§ **THE EXERCISE**
Find every line below that contains the word "Have" and copy it out.

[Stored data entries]

[START]

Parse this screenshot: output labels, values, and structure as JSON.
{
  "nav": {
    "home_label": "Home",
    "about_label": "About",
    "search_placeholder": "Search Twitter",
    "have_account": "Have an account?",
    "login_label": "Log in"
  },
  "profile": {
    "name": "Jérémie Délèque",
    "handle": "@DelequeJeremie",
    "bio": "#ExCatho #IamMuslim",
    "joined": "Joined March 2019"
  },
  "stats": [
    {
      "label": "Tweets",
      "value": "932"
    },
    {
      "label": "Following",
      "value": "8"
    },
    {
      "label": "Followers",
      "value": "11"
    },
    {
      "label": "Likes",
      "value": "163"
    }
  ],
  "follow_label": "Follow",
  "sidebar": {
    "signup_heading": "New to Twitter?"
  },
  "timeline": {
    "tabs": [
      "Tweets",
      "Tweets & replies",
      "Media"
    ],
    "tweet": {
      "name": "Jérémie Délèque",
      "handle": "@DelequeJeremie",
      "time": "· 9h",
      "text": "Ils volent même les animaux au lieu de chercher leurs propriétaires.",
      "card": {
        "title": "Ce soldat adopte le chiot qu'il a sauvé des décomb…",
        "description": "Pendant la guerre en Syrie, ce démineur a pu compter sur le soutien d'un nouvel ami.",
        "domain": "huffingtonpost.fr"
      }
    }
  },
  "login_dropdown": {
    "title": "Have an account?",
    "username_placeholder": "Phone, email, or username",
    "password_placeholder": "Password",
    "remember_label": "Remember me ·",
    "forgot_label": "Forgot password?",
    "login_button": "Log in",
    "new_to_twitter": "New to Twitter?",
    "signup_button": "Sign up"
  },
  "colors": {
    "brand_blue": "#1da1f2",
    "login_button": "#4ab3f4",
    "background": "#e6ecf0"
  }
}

[END]

§ **ANSWER BELOW**
    "have_account": "Have an account?",
    "title": "Have an account?",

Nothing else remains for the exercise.